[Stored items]
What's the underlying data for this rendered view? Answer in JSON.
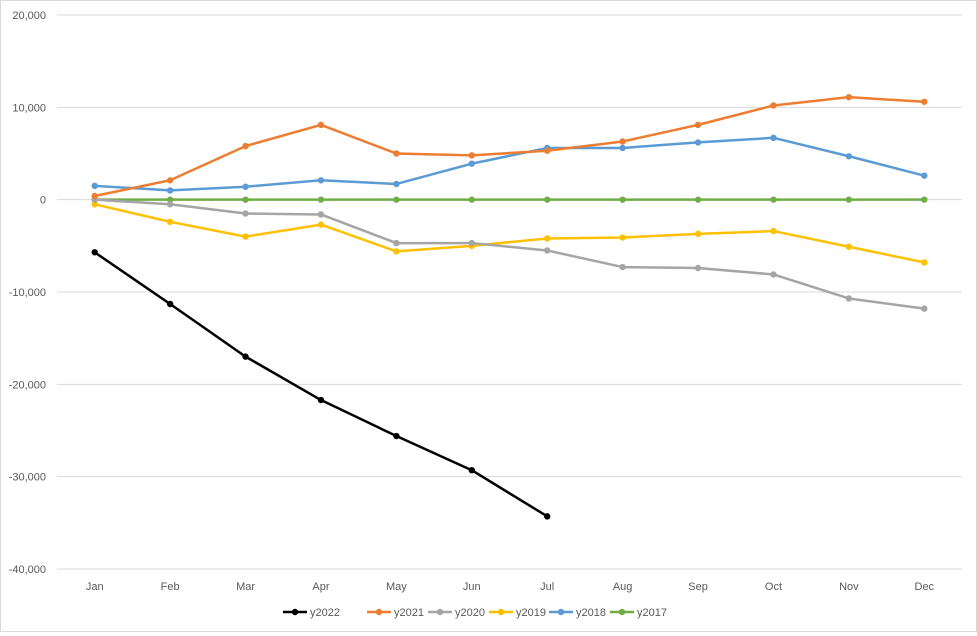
{
  "chart_data": {
    "type": "line",
    "title": "",
    "xlabel": "",
    "ylabel": "",
    "categories": [
      "Jan",
      "Feb",
      "Mar",
      "Apr",
      "May",
      "Jun",
      "Jul",
      "Aug",
      "Sep",
      "Oct",
      "Nov",
      "Dec"
    ],
    "ylim": [
      -40000,
      20000
    ],
    "yticks": [
      20000,
      10000,
      0,
      -10000,
      -20000,
      -30000,
      -40000
    ],
    "ytick_labels": [
      "20,000",
      "10,000",
      "0",
      "-10,000",
      "-20,000",
      "-30,000",
      "-40,000"
    ],
    "grid": "horizontal",
    "legend_position": "bottom",
    "series": [
      {
        "name": "y2022",
        "color": "#000000",
        "values": [
          -5700,
          -11300,
          -17000,
          -21700,
          -25600,
          -29300,
          -34300,
          null,
          null,
          null,
          null,
          null
        ]
      },
      {
        "name": "y2021",
        "color": "#ed7d31",
        "values": [
          400,
          2100,
          5800,
          8100,
          5000,
          4800,
          5300,
          6300,
          8100,
          10200,
          11100,
          10600
        ]
      },
      {
        "name": "y2020",
        "color": "#a5a5a5",
        "values": [
          0,
          -500,
          -1500,
          -1600,
          -4700,
          -4700,
          -5500,
          -7300,
          -7400,
          -8100,
          -10700,
          -11800
        ]
      },
      {
        "name": "y2019",
        "color": "#ffc000",
        "values": [
          -500,
          -2400,
          -4000,
          -2700,
          -5600,
          -5000,
          -4200,
          -4100,
          -3700,
          -3400,
          -5100,
          -6800
        ]
      },
      {
        "name": "y2018",
        "color": "#5b9bd5",
        "values": [
          1500,
          1000,
          1400,
          2100,
          1700,
          3900,
          5600,
          5600,
          6200,
          6700,
          4700,
          2600
        ]
      },
      {
        "name": "y2017",
        "color": "#70ad47",
        "values": [
          0,
          0,
          0,
          0,
          0,
          0,
          0,
          0,
          0,
          0,
          0,
          0
        ]
      }
    ]
  }
}
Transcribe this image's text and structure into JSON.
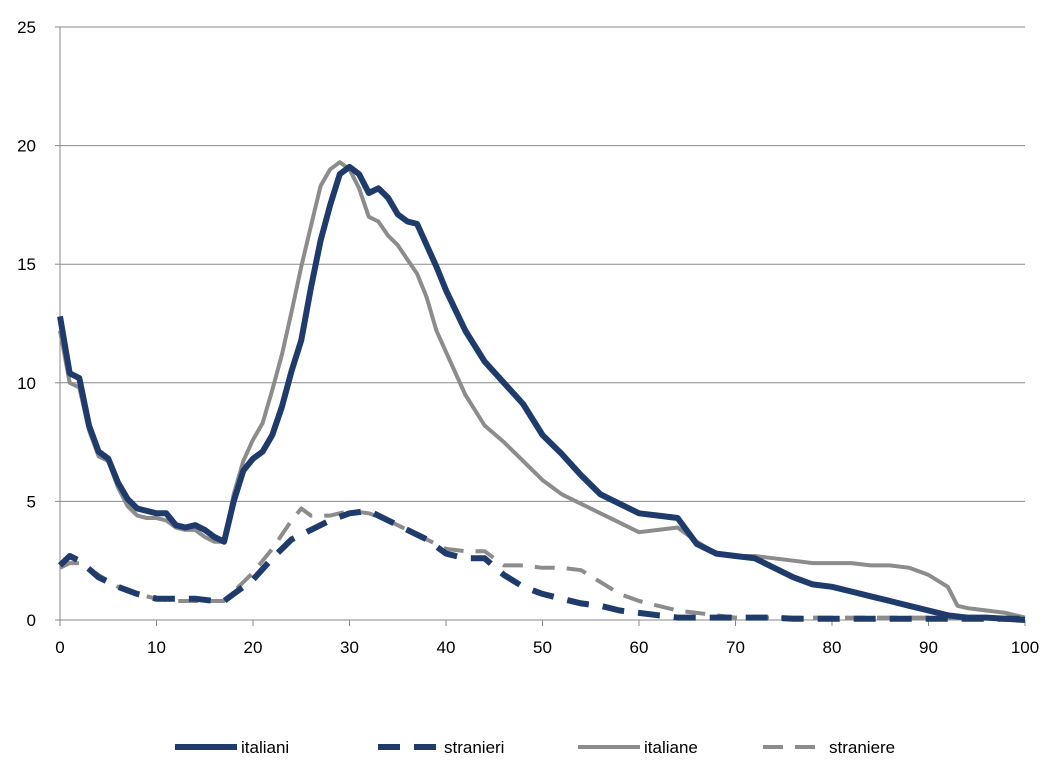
{
  "chart_data": {
    "type": "line",
    "title": "",
    "xlabel": "",
    "ylabel": "",
    "xlim": [
      0,
      100
    ],
    "ylim": [
      0,
      25
    ],
    "xticks": [
      0,
      10,
      20,
      30,
      40,
      50,
      60,
      70,
      80,
      90,
      100
    ],
    "yticks": [
      0,
      5,
      10,
      15,
      20,
      25
    ],
    "grid": "horizontal",
    "legend_position": "bottom",
    "series": [
      {
        "name": "italiani",
        "color": "#1f3b6b",
        "style": "solid-thick",
        "x": [
          0,
          1,
          2,
          3,
          4,
          5,
          6,
          7,
          8,
          9,
          10,
          11,
          12,
          13,
          14,
          15,
          16,
          17,
          18,
          19,
          20,
          21,
          22,
          23,
          24,
          25,
          26,
          27,
          28,
          29,
          30,
          31,
          32,
          33,
          34,
          35,
          36,
          37,
          38,
          39,
          40,
          42,
          44,
          46,
          48,
          50,
          52,
          54,
          56,
          58,
          60,
          62,
          64,
          66,
          68,
          70,
          72,
          74,
          76,
          78,
          80,
          82,
          84,
          86,
          88,
          90,
          92,
          94,
          96,
          98,
          100
        ],
        "y": [
          12.8,
          10.4,
          10.2,
          8.2,
          7.1,
          6.8,
          5.8,
          5.1,
          4.7,
          4.6,
          4.5,
          4.5,
          4.0,
          3.9,
          4.0,
          3.8,
          3.5,
          3.3,
          5.0,
          6.3,
          6.8,
          7.1,
          7.8,
          9.0,
          10.5,
          11.8,
          14.0,
          16.0,
          17.5,
          18.8,
          19.1,
          18.8,
          18.0,
          18.2,
          17.8,
          17.1,
          16.8,
          16.7,
          15.8,
          14.9,
          13.9,
          12.2,
          10.9,
          10.0,
          9.1,
          7.8,
          7.0,
          6.1,
          5.3,
          4.9,
          4.5,
          4.4,
          4.3,
          3.2,
          2.8,
          2.7,
          2.6,
          2.2,
          1.8,
          1.5,
          1.4,
          1.2,
          1.0,
          0.8,
          0.6,
          0.4,
          0.2,
          0.1,
          0.1,
          0.05,
          0.0
        ]
      },
      {
        "name": "stranieri",
        "color": "#1f3b6b",
        "style": "dashed-thick",
        "x": [
          0,
          1,
          2,
          4,
          6,
          8,
          10,
          12,
          14,
          16,
          17,
          18,
          20,
          22,
          24,
          26,
          28,
          30,
          32,
          34,
          36,
          38,
          40,
          42,
          44,
          46,
          48,
          50,
          52,
          54,
          56,
          58,
          60,
          62,
          64,
          66,
          68,
          70,
          72,
          74,
          76,
          78,
          80,
          82,
          84,
          86,
          88,
          90,
          92,
          94,
          96,
          98,
          100
        ],
        "y": [
          2.3,
          2.7,
          2.5,
          1.8,
          1.4,
          1.1,
          0.9,
          0.9,
          0.9,
          0.8,
          0.8,
          1.1,
          1.7,
          2.6,
          3.4,
          3.8,
          4.2,
          4.5,
          4.6,
          4.2,
          3.8,
          3.4,
          2.8,
          2.6,
          2.6,
          1.9,
          1.4,
          1.1,
          0.9,
          0.7,
          0.6,
          0.4,
          0.3,
          0.2,
          0.1,
          0.1,
          0.1,
          0.1,
          0.1,
          0.1,
          0.05,
          0.05,
          0.05,
          0.05,
          0.05,
          0.05,
          0.05,
          0.05,
          0.05,
          0.05,
          0.05,
          0.05,
          0.05
        ]
      },
      {
        "name": "italiane",
        "color": "#8c8c8c",
        "style": "solid",
        "x": [
          0,
          1,
          2,
          3,
          4,
          5,
          6,
          7,
          8,
          9,
          10,
          11,
          12,
          13,
          14,
          15,
          16,
          17,
          18,
          19,
          20,
          21,
          22,
          23,
          24,
          25,
          26,
          27,
          28,
          29,
          30,
          31,
          32,
          33,
          34,
          35,
          36,
          37,
          38,
          39,
          40,
          42,
          44,
          46,
          48,
          50,
          52,
          54,
          56,
          58,
          60,
          62,
          64,
          66,
          68,
          70,
          72,
          74,
          76,
          78,
          80,
          82,
          84,
          86,
          88,
          90,
          92,
          93,
          94,
          96,
          98,
          100
        ],
        "y": [
          12.2,
          10.0,
          9.8,
          8.0,
          6.9,
          6.7,
          5.6,
          4.8,
          4.4,
          4.3,
          4.3,
          4.2,
          3.9,
          3.8,
          3.8,
          3.5,
          3.3,
          3.3,
          5.3,
          6.7,
          7.6,
          8.3,
          9.7,
          11.2,
          13.0,
          14.9,
          16.6,
          18.3,
          19.0,
          19.3,
          19.0,
          18.2,
          17.0,
          16.8,
          16.2,
          15.8,
          15.2,
          14.6,
          13.6,
          12.2,
          11.3,
          9.5,
          8.2,
          7.5,
          6.7,
          5.9,
          5.3,
          4.9,
          4.5,
          4.1,
          3.7,
          3.8,
          3.9,
          3.3,
          2.8,
          2.7,
          2.7,
          2.6,
          2.5,
          2.4,
          2.4,
          2.4,
          2.3,
          2.3,
          2.2,
          1.9,
          1.4,
          0.6,
          0.5,
          0.4,
          0.3,
          0.1
        ]
      },
      {
        "name": "straniere",
        "color": "#8c8c8c",
        "style": "dashed",
        "x": [
          0,
          1,
          2,
          4,
          6,
          8,
          10,
          12,
          14,
          16,
          17,
          18,
          20,
          22,
          24,
          25,
          26,
          28,
          30,
          32,
          34,
          36,
          38,
          40,
          42,
          44,
          46,
          48,
          50,
          52,
          54,
          56,
          58,
          60,
          62,
          64,
          66,
          68,
          70,
          72,
          74,
          76,
          78,
          80,
          82,
          84,
          86,
          88,
          90,
          92,
          94,
          96,
          98,
          100
        ],
        "y": [
          2.2,
          2.4,
          2.4,
          1.9,
          1.4,
          1.1,
          0.9,
          0.8,
          0.8,
          0.8,
          0.8,
          1.2,
          2.0,
          3.0,
          4.2,
          4.7,
          4.4,
          4.4,
          4.6,
          4.5,
          4.2,
          3.8,
          3.4,
          3.0,
          2.9,
          2.9,
          2.3,
          2.3,
          2.2,
          2.2,
          2.1,
          1.6,
          1.1,
          0.8,
          0.6,
          0.4,
          0.3,
          0.2,
          0.1,
          0.1,
          0.1,
          0.1,
          0.1,
          0.1,
          0.1,
          0.1,
          0.1,
          0.1,
          0.1,
          0.1,
          0.1,
          0.1,
          0.1,
          0.1
        ]
      }
    ]
  }
}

**Set problem**
Gather each line from the entries above that includes the word "name".

**Task solution**
        "name": "y2022",
        "name": "y2021",
        "name": "y2020",
        "name": "y2019",
        "name": "y2018",
        "name": "y2017",
        "name": "italiani",
        "name": "stranieri",
        "name": "italiane",
        "name": "straniere",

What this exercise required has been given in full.